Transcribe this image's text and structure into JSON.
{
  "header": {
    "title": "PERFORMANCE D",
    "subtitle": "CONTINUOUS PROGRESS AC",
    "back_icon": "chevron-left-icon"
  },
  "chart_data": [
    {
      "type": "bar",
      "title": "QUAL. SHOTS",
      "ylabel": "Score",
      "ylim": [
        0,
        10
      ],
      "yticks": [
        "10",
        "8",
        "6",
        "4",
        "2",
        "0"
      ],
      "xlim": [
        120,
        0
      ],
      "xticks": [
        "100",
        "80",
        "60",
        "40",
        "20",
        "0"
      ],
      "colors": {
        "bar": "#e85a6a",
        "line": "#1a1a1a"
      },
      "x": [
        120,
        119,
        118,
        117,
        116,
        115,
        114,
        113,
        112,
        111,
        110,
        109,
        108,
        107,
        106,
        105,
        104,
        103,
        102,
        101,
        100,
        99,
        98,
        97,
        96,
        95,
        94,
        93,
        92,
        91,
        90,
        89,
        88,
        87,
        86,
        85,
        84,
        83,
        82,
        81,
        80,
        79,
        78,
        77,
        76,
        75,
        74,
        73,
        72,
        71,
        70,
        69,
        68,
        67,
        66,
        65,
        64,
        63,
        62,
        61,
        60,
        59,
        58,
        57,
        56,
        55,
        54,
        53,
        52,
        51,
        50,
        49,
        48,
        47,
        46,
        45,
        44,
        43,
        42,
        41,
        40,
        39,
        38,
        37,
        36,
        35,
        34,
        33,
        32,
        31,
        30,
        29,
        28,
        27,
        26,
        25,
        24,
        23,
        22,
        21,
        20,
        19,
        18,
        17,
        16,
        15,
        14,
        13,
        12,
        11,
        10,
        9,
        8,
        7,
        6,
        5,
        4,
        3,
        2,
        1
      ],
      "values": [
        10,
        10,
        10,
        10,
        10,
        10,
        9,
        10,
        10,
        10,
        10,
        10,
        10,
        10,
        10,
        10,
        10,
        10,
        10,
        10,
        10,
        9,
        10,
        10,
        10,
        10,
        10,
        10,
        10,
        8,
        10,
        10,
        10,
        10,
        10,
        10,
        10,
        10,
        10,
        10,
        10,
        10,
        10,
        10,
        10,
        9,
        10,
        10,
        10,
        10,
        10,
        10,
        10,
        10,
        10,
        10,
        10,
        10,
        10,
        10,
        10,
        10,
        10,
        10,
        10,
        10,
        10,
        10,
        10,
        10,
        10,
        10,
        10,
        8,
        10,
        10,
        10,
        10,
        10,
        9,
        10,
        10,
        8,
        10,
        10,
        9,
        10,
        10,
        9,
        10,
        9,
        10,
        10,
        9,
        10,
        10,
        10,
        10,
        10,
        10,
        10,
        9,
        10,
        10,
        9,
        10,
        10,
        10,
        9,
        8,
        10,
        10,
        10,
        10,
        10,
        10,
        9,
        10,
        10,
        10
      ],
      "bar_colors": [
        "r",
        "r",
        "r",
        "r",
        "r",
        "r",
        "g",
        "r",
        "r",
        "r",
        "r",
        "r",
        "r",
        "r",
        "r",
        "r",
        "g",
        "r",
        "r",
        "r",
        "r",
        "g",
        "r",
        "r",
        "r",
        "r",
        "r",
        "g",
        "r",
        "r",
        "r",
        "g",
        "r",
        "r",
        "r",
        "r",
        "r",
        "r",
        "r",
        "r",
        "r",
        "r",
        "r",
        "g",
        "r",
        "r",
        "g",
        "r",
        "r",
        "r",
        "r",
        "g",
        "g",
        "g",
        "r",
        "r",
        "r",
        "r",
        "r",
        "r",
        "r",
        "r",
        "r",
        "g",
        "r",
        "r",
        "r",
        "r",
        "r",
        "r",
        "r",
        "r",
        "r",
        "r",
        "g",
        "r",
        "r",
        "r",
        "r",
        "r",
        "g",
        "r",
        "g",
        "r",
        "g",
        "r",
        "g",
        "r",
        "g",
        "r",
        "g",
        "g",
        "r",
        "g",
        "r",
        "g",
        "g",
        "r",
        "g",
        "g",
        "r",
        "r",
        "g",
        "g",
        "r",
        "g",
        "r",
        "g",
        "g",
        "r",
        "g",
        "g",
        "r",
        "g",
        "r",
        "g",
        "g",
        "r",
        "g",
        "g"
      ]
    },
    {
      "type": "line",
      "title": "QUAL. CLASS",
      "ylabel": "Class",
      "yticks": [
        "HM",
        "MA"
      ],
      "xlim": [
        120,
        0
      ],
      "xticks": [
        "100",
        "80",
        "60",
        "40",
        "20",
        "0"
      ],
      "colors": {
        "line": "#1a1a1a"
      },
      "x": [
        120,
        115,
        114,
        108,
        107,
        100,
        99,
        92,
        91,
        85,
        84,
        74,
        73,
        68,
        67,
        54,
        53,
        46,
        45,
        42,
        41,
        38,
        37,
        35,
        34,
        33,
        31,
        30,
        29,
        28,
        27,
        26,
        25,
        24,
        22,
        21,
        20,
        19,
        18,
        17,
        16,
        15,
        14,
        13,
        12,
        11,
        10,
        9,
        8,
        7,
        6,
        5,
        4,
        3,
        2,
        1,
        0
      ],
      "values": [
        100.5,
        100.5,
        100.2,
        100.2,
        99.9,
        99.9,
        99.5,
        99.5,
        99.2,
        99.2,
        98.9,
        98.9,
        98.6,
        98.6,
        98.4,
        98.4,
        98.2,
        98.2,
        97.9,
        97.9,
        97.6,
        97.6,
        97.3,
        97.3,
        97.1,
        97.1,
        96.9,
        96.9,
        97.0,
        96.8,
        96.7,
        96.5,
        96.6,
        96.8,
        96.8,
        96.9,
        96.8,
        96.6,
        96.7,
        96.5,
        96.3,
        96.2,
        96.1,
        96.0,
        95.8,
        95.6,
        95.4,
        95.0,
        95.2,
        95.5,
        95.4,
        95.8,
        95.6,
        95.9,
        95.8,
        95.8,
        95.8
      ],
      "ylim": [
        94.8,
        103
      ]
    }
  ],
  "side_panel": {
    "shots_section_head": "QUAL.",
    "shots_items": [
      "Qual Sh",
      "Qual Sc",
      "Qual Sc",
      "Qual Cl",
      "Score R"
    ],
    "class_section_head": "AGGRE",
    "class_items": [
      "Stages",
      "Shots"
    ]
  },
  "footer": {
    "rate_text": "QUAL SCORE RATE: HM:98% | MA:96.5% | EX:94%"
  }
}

○ ○ ○

• **DIRECTIVE**: Retype all of the material above with every character intact.

• **TASK SOLUTION**:
Transcribe this image's text and structure into JSON.
{
  "header": {
    "title": "PERFORMANCE D",
    "subtitle": "CONTINUOUS PROGRESS AC",
    "back_icon": "chevron-left-icon"
  },
  "chart_data": [
    {
      "type": "bar",
      "title": "QUAL. SHOTS",
      "ylabel": "Score",
      "ylim": [
        0,
        10
      ],
      "yticks": [
        "10",
        "8",
        "6",
        "4",
        "2",
        "0"
      ],
      "xlim": [
        120,
        0
      ],
      "xticks": [
        "100",
        "80",
        "60",
        "40",
        "20",
        "0"
      ],
      "colors": {
        "bar": "#e85a6a",
        "line": "#1a1a1a"
      },
      "x": [
        120,
        119,
        118,
        117,
        116,
        115,
        114,
        113,
        112,
        111,
        110,
        109,
        108,
        107,
        106,
        105,
        104,
        103,
        102,
        101,
        100,
        99,
        98,
        97,
        96,
        95,
        94,
        93,
        92,
        91,
        90,
        89,
        88,
        87,
        86,
        85,
        84,
        83,
        82,
        81,
        80,
        79,
        78,
        77,
        76,
        75,
        74,
        73,
        72,
        71,
        70,
        69,
        68,
        67,
        66,
        65,
        64,
        63,
        62,
        61,
        60,
        59,
        58,
        57,
        56,
        55,
        54,
        53,
        52,
        51,
        50,
        49,
        48,
        47,
        46,
        45,
        44,
        43,
        42,
        41,
        40,
        39,
        38,
        37,
        36,
        35,
        34,
        33,
        32,
        31,
        30,
        29,
        28,
        27,
        26,
        25,
        24,
        23,
        22,
        21,
        20,
        19,
        18,
        17,
        16,
        15,
        14,
        13,
        12,
        11,
        10,
        9,
        8,
        7,
        6,
        5,
        4,
        3,
        2,
        1
      ],
      "values": [
        10,
        10,
        10,
        10,
        10,
        10,
        9,
        10,
        10,
        10,
        10,
        10,
        10,
        10,
        10,
        10,
        10,
        10,
        10,
        10,
        10,
        9,
        10,
        10,
        10,
        10,
        10,
        10,
        10,
        8,
        10,
        10,
        10,
        10,
        10,
        10,
        10,
        10,
        10,
        10,
        10,
        10,
        10,
        10,
        10,
        9,
        10,
        10,
        10,
        10,
        10,
        10,
        10,
        10,
        10,
        10,
        10,
        10,
        10,
        10,
        10,
        10,
        10,
        10,
        10,
        10,
        10,
        10,
        10,
        10,
        10,
        10,
        10,
        8,
        10,
        10,
        10,
        10,
        10,
        9,
        10,
        10,
        8,
        10,
        10,
        9,
        10,
        10,
        9,
        10,
        9,
        10,
        10,
        9,
        10,
        10,
        10,
        10,
        10,
        10,
        10,
        9,
        10,
        10,
        9,
        10,
        10,
        10,
        9,
        8,
        10,
        10,
        10,
        10,
        10,
        10,
        9,
        10,
        10,
        10
      ],
      "bar_colors": [
        "r",
        "r",
        "r",
        "r",
        "r",
        "r",
        "g",
        "r",
        "r",
        "r",
        "r",
        "r",
        "r",
        "r",
        "r",
        "r",
        "g",
        "r",
        "r",
        "r",
        "r",
        "g",
        "r",
        "r",
        "r",
        "r",
        "r",
        "g",
        "r",
        "r",
        "r",
        "g",
        "r",
        "r",
        "r",
        "r",
        "r",
        "r",
        "r",
        "r",
        "r",
        "r",
        "r",
        "g",
        "r",
        "r",
        "g",
        "r",
        "r",
        "r",
        "r",
        "g",
        "g",
        "g",
        "r",
        "r",
        "r",
        "r",
        "r",
        "r",
        "r",
        "r",
        "r",
        "g",
        "r",
        "r",
        "r",
        "r",
        "r",
        "r",
        "r",
        "r",
        "r",
        "r",
        "g",
        "r",
        "r",
        "r",
        "r",
        "r",
        "g",
        "r",
        "g",
        "r",
        "g",
        "r",
        "g",
        "r",
        "g",
        "r",
        "g",
        "g",
        "r",
        "g",
        "r",
        "g",
        "g",
        "r",
        "g",
        "g",
        "r",
        "r",
        "g",
        "g",
        "r",
        "g",
        "r",
        "g",
        "g",
        "r",
        "g",
        "g",
        "r",
        "g",
        "r",
        "g",
        "g",
        "r",
        "g",
        "g"
      ]
    },
    {
      "type": "line",
      "title": "QUAL. CLASS",
      "ylabel": "Class",
      "yticks": [
        "HM",
        "MA"
      ],
      "xlim": [
        120,
        0
      ],
      "xticks": [
        "100",
        "80",
        "60",
        "40",
        "20",
        "0"
      ],
      "colors": {
        "line": "#1a1a1a"
      },
      "x": [
        120,
        115,
        114,
        108,
        107,
        100,
        99,
        92,
        91,
        85,
        84,
        74,
        73,
        68,
        67,
        54,
        53,
        46,
        45,
        42,
        41,
        38,
        37,
        35,
        34,
        33,
        31,
        30,
        29,
        28,
        27,
        26,
        25,
        24,
        22,
        21,
        20,
        19,
        18,
        17,
        16,
        15,
        14,
        13,
        12,
        11,
        10,
        9,
        8,
        7,
        6,
        5,
        4,
        3,
        2,
        1,
        0
      ],
      "values": [
        100.5,
        100.5,
        100.2,
        100.2,
        99.9,
        99.9,
        99.5,
        99.5,
        99.2,
        99.2,
        98.9,
        98.9,
        98.6,
        98.6,
        98.4,
        98.4,
        98.2,
        98.2,
        97.9,
        97.9,
        97.6,
        97.6,
        97.3,
        97.3,
        97.1,
        97.1,
        96.9,
        96.9,
        97.0,
        96.8,
        96.7,
        96.5,
        96.6,
        96.8,
        96.8,
        96.9,
        96.8,
        96.6,
        96.7,
        96.5,
        96.3,
        96.2,
        96.1,
        96.0,
        95.8,
        95.6,
        95.4,
        95.0,
        95.2,
        95.5,
        95.4,
        95.8,
        95.6,
        95.9,
        95.8,
        95.8,
        95.8
      ],
      "ylim": [
        94.8,
        103
      ]
    }
  ],
  "side_panel": {
    "shots_section_head": "QUAL.",
    "shots_items": [
      "Qual Sh",
      "Qual Sc",
      "Qual Sc",
      "Qual Cl",
      "Score R"
    ],
    "class_section_head": "AGGRE",
    "class_items": [
      "Stages",
      "Shots"
    ]
  },
  "footer": {
    "rate_text": "QUAL SCORE RATE: HM:98% | MA:96.5% | EX:94%"
  }
}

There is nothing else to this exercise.